Aim of the task =>
Extract every record, keeping each one exactly as it is.

Start

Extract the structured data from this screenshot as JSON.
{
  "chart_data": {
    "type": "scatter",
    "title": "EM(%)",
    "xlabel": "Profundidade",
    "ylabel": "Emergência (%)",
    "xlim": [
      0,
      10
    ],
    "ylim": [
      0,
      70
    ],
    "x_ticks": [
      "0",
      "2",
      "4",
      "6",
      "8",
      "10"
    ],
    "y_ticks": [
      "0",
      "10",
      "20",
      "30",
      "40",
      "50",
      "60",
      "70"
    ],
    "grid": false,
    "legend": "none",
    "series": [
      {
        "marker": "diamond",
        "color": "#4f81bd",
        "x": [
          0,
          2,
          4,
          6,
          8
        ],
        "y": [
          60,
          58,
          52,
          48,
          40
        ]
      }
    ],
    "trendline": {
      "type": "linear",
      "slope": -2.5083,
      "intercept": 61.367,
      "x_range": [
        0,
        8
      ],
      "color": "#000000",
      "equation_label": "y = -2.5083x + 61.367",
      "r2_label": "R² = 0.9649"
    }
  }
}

End

Reply =>
Extract the structured data from this screenshot as JSON.
{
  "chart_data": {
    "type": "scatter",
    "title": "EM(%)",
    "xlabel": "Profundidade",
    "ylabel": "Emergência (%)",
    "xlim": [
      0,
      10
    ],
    "ylim": [
      0,
      70
    ],
    "x_ticks": [
      "0",
      "2",
      "4",
      "6",
      "8",
      "10"
    ],
    "y_ticks": [
      "0",
      "10",
      "20",
      "30",
      "40",
      "50",
      "60",
      "70"
    ],
    "grid": false,
    "legend": "none",
    "series": [
      {
        "marker": "diamond",
        "color": "#4f81bd",
        "x": [
          0,
          2,
          4,
          6,
          8
        ],
        "y": [
          60,
          58,
          52,
          48,
          40
        ]
      }
    ],
    "trendline": {
      "type": "linear",
      "slope": -2.5083,
      "intercept": 61.367,
      "x_range": [
        0,
        8
      ],
      "color": "#000000",
      "equation_label": "y = -2.5083x + 61.367",
      "r2_label": "R² = 0.9649"
    }
  }
}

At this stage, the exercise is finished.